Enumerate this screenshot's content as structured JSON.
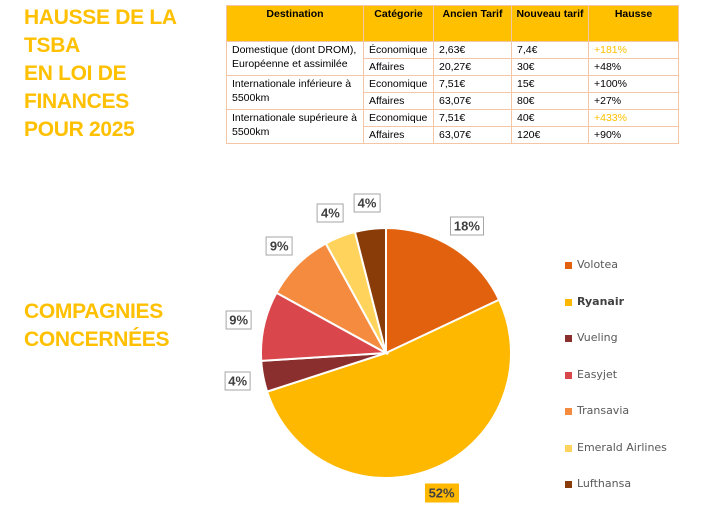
{
  "heading": {
    "lines": [
      "HAUSSE DE LA",
      "TSBA",
      "EN LOI DE",
      "FINANCES",
      "POUR 2025"
    ]
  },
  "subheading": {
    "lines": [
      "COMPAGNIES",
      "CONCERNÉES"
    ]
  },
  "table": {
    "headers": [
      "Destination",
      "Catégorie",
      "Ancien Tarif",
      "Nouveau tarif",
      "Hausse"
    ],
    "groups": [
      {
        "destination": "Domestique (dont DROM), Européenne et assimilée",
        "rows": [
          {
            "categorie": "Économique",
            "ancien": "2,63€",
            "nouveau": "7,4€",
            "hausse": "+181%",
            "highlight": true
          },
          {
            "categorie": "Affaires",
            "ancien": "20,27€",
            "nouveau": "30€",
            "hausse": "+48%",
            "highlight": false
          }
        ]
      },
      {
        "destination": "Internationale inférieure à 5500km",
        "rows": [
          {
            "categorie": "Economique",
            "ancien": "7,51€",
            "nouveau": "15€",
            "hausse": "+100%",
            "highlight": false
          },
          {
            "categorie": "Affaires",
            "ancien": "63,07€",
            "nouveau": "80€",
            "hausse": "+27%",
            "highlight": false
          }
        ]
      },
      {
        "destination": "Internationale supérieure à 5500km",
        "rows": [
          {
            "categorie": "Economique",
            "ancien": "7,51€",
            "nouveau": "40€",
            "hausse": "+433%",
            "highlight": true
          },
          {
            "categorie": "Affaires",
            "ancien": "63,07€",
            "nouveau": "120€",
            "hausse": "+90%",
            "highlight": false
          }
        ]
      }
    ],
    "colors": {
      "header": "#FFC000",
      "border": "#F4C6A6",
      "highlight_text": "#FFC000"
    }
  },
  "chart_data": {
    "type": "pie",
    "start": "top",
    "direction": "clockwise",
    "legend_placement": "right",
    "slices": [
      {
        "name": "Volotea",
        "value": 18,
        "label": "18%",
        "color": "#E2610E"
      },
      {
        "name": "Ryanair",
        "value": 52,
        "label": "52%",
        "color": "#FFB800",
        "bold": true
      },
      {
        "name": "Vueling",
        "value": 4,
        "label": "4%",
        "color": "#8B2E2E"
      },
      {
        "name": "Easyjet",
        "value": 9,
        "label": "9%",
        "color": "#D9474C"
      },
      {
        "name": "Transavia",
        "value": 9,
        "label": "9%",
        "color": "#F58B3E"
      },
      {
        "name": "Emerald Airlines",
        "value": 4,
        "label": "4%",
        "color": "#FFD35C"
      },
      {
        "name": "Lufthansa",
        "value": 4,
        "label": "4%",
        "color": "#8A3C08"
      }
    ]
  }
}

━━━━━━━━

◆ DIRECTIONS
All the lines above are to be reproduced exactly, except the pictures.

◆ FINISHED EXERCISE
Enumerate this screenshot's content as structured JSON.
{
  "heading": {
    "lines": [
      "HAUSSE DE LA",
      "TSBA",
      "EN LOI DE",
      "FINANCES",
      "POUR 2025"
    ]
  },
  "subheading": {
    "lines": [
      "COMPAGNIES",
      "CONCERNÉES"
    ]
  },
  "table": {
    "headers": [
      "Destination",
      "Catégorie",
      "Ancien Tarif",
      "Nouveau tarif",
      "Hausse"
    ],
    "groups": [
      {
        "destination": "Domestique (dont DROM), Européenne et assimilée",
        "rows": [
          {
            "categorie": "Économique",
            "ancien": "2,63€",
            "nouveau": "7,4€",
            "hausse": "+181%",
            "highlight": true
          },
          {
            "categorie": "Affaires",
            "ancien": "20,27€",
            "nouveau": "30€",
            "hausse": "+48%",
            "highlight": false
          }
        ]
      },
      {
        "destination": "Internationale inférieure à 5500km",
        "rows": [
          {
            "categorie": "Economique",
            "ancien": "7,51€",
            "nouveau": "15€",
            "hausse": "+100%",
            "highlight": false
          },
          {
            "categorie": "Affaires",
            "ancien": "63,07€",
            "nouveau": "80€",
            "hausse": "+27%",
            "highlight": false
          }
        ]
      },
      {
        "destination": "Internationale supérieure à 5500km",
        "rows": [
          {
            "categorie": "Economique",
            "ancien": "7,51€",
            "nouveau": "40€",
            "hausse": "+433%",
            "highlight": true
          },
          {
            "categorie": "Affaires",
            "ancien": "63,07€",
            "nouveau": "120€",
            "hausse": "+90%",
            "highlight": false
          }
        ]
      }
    ],
    "colors": {
      "header": "#FFC000",
      "border": "#F4C6A6",
      "highlight_text": "#FFC000"
    }
  },
  "chart_data": {
    "type": "pie",
    "start": "top",
    "direction": "clockwise",
    "legend_placement": "right",
    "slices": [
      {
        "name": "Volotea",
        "value": 18,
        "label": "18%",
        "color": "#E2610E"
      },
      {
        "name": "Ryanair",
        "value": 52,
        "label": "52%",
        "color": "#FFB800",
        "bold": true
      },
      {
        "name": "Vueling",
        "value": 4,
        "label": "4%",
        "color": "#8B2E2E"
      },
      {
        "name": "Easyjet",
        "value": 9,
        "label": "9%",
        "color": "#D9474C"
      },
      {
        "name": "Transavia",
        "value": 9,
        "label": "9%",
        "color": "#F58B3E"
      },
      {
        "name": "Emerald Airlines",
        "value": 4,
        "label": "4%",
        "color": "#FFD35C"
      },
      {
        "name": "Lufthansa",
        "value": 4,
        "label": "4%",
        "color": "#8A3C08"
      }
    ]
  }
}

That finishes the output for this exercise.